◆ Extracted data
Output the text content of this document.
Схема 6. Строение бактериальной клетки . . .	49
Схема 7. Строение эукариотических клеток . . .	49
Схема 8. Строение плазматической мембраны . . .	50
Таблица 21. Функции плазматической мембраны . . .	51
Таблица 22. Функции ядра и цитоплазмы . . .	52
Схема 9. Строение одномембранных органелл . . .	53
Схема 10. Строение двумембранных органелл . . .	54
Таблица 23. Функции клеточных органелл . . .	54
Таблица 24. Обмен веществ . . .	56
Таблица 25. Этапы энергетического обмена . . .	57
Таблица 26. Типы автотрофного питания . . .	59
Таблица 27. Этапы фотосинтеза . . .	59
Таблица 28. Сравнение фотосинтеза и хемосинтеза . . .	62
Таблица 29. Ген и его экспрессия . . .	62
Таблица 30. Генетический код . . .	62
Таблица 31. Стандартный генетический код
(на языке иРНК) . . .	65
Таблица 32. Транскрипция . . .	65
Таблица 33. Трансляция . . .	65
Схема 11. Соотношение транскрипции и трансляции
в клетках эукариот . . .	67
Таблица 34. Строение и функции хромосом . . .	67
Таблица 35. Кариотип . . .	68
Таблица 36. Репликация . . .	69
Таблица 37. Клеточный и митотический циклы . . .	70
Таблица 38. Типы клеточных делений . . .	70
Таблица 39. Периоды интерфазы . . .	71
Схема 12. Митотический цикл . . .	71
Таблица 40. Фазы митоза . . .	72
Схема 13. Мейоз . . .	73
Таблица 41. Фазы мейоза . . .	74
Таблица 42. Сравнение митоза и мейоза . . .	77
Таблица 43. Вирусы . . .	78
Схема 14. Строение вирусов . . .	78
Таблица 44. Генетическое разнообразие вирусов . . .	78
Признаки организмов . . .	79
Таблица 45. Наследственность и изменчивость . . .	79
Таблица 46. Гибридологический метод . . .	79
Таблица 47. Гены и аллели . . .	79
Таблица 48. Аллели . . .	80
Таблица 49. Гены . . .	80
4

...

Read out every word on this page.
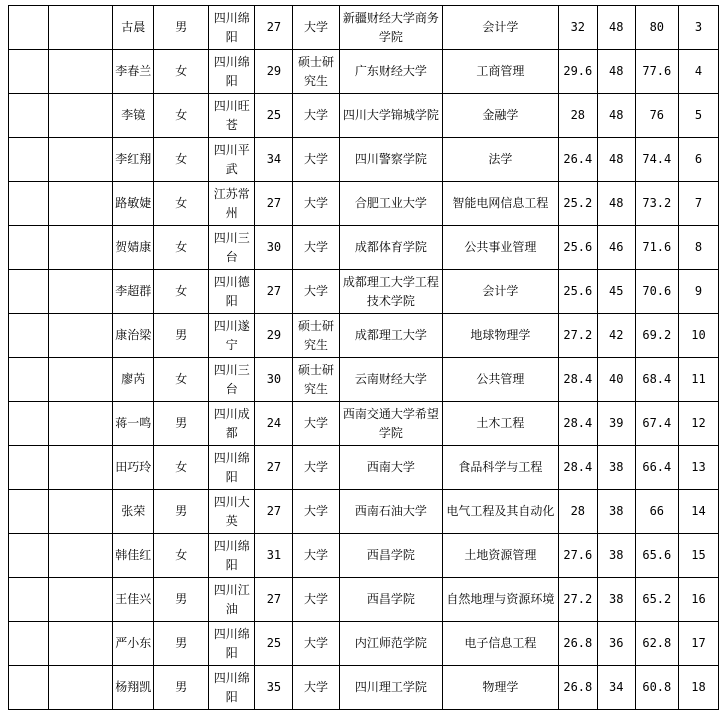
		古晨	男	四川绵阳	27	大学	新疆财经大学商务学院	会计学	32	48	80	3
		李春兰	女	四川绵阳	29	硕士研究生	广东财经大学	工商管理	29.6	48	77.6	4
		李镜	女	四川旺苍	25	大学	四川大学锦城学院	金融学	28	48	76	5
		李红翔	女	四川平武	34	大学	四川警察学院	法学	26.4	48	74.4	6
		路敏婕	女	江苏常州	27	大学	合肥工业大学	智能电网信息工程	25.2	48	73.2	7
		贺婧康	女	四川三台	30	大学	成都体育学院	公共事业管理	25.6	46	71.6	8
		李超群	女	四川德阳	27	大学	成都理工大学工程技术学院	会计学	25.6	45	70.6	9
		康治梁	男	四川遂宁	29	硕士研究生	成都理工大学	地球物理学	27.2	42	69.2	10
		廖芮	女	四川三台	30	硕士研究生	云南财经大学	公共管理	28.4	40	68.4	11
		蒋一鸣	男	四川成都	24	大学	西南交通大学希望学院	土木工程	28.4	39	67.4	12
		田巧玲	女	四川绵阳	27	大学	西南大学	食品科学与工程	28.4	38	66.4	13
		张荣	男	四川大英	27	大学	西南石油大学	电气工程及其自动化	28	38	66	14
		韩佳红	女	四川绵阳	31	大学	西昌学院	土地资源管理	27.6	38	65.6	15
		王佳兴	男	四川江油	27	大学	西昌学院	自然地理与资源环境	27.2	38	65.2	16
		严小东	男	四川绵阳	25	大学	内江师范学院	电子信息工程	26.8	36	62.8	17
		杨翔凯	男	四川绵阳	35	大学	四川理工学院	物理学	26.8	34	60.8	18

◆ Problem description
Extract every line from the records above that contains the word "митоза".

◆ Answer to the problem
Таблица 40. Фазы митоза . . .	72
Таблица 42. Сравнение митоза и мейоза . . .	77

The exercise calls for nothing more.